_Task objective:_
Pick out every line in the data below that holds "color".

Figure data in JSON
▼▼▼

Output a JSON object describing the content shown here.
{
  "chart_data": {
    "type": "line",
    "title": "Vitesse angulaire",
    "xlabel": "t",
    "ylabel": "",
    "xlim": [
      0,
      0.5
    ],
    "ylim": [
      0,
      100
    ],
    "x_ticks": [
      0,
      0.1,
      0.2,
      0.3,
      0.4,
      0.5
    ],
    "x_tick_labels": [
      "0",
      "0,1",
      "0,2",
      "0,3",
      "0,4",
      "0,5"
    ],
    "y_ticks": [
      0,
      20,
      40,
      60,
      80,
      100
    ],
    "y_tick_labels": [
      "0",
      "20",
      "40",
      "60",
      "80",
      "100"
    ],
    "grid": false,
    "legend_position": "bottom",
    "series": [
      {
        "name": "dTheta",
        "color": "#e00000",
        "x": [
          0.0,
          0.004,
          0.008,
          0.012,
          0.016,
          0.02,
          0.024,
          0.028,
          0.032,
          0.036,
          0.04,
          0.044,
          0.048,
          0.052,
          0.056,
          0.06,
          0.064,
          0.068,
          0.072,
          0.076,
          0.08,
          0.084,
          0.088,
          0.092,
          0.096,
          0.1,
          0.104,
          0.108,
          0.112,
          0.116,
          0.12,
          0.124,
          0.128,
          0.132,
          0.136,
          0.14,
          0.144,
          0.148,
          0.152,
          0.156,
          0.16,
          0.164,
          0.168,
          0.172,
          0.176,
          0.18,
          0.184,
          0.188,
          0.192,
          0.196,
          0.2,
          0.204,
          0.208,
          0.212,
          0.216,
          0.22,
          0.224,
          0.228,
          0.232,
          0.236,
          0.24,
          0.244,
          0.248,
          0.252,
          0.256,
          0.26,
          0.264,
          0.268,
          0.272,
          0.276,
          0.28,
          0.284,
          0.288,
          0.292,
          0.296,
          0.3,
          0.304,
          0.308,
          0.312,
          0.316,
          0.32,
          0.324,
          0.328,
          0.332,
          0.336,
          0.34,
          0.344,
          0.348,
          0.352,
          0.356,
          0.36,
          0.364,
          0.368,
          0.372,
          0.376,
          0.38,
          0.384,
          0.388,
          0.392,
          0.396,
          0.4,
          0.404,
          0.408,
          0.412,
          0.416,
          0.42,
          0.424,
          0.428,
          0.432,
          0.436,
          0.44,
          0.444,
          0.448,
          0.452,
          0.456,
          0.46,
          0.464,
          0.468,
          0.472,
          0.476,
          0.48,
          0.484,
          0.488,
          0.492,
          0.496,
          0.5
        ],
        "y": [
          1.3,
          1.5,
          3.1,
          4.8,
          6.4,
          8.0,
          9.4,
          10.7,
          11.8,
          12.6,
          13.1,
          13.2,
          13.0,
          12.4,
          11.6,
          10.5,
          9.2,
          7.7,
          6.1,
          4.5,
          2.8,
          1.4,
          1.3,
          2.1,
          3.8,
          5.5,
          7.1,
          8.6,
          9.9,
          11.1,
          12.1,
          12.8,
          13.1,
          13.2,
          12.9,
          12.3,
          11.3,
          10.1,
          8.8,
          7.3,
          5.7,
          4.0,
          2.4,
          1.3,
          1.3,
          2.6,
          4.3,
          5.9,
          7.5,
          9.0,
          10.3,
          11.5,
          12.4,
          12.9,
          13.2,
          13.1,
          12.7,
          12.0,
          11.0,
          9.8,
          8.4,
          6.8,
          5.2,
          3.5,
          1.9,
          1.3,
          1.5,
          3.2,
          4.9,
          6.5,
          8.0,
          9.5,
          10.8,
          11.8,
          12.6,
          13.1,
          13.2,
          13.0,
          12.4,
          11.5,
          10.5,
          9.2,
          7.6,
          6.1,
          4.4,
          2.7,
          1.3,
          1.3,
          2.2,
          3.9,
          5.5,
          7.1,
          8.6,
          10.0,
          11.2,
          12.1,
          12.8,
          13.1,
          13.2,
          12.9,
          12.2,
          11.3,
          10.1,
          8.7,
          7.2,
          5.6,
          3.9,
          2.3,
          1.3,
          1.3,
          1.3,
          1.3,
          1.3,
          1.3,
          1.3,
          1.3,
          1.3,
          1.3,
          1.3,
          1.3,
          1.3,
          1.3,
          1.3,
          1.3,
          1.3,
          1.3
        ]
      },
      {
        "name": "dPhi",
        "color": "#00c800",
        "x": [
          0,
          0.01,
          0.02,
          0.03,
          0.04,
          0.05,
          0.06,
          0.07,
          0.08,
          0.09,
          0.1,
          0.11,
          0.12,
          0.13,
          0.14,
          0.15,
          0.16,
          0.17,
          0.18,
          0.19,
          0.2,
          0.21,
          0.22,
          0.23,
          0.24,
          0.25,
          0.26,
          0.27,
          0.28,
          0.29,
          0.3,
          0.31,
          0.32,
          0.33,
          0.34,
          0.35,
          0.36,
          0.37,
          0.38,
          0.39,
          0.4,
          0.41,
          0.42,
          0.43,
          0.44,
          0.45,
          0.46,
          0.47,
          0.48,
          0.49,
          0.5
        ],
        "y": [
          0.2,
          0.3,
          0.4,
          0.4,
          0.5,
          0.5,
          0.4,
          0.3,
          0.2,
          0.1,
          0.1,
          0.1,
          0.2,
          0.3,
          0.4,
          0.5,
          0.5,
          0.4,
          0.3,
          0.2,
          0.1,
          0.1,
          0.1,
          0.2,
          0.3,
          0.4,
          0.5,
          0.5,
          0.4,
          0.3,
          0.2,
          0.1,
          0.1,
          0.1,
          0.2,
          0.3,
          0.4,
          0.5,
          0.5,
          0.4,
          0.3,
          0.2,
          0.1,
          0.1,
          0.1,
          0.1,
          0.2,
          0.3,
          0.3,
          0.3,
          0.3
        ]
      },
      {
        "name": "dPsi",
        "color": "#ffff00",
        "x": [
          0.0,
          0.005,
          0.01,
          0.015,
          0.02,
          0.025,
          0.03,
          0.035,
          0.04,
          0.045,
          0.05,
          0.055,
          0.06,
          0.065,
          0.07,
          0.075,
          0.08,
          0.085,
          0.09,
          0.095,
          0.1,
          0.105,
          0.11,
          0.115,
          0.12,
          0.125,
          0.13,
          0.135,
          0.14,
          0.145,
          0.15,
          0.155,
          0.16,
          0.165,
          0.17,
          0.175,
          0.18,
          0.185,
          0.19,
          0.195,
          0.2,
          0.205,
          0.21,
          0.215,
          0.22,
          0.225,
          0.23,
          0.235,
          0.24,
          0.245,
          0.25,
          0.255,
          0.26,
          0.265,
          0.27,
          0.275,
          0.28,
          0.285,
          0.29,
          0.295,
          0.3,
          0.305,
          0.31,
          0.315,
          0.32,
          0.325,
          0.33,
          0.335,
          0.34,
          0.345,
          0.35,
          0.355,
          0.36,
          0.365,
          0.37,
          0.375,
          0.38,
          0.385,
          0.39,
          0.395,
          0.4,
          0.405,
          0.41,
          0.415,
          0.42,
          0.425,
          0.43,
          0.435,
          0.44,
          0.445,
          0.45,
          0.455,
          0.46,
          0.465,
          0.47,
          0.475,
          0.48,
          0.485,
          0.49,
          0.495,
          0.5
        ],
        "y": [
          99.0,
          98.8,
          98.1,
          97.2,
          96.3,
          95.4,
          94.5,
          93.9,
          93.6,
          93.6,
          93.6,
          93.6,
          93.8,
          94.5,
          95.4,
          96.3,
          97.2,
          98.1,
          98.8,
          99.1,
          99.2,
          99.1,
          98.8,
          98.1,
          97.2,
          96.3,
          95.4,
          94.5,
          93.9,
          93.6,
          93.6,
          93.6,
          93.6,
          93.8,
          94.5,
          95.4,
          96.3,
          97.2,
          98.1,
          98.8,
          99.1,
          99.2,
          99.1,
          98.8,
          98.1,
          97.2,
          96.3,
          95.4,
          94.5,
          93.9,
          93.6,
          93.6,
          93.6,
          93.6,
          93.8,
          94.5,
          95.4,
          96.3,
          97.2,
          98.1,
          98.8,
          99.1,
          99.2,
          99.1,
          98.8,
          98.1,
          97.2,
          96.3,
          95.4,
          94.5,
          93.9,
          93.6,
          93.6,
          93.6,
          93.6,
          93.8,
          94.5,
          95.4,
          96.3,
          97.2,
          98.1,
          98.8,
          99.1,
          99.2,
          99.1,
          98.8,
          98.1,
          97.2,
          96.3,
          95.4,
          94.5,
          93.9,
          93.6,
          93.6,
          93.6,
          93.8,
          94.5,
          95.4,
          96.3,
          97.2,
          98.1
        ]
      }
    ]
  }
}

▲▲▲

_Solution:_
        "color": "#e00000",
        "color": "#00c800",
        "color": "#ffff00",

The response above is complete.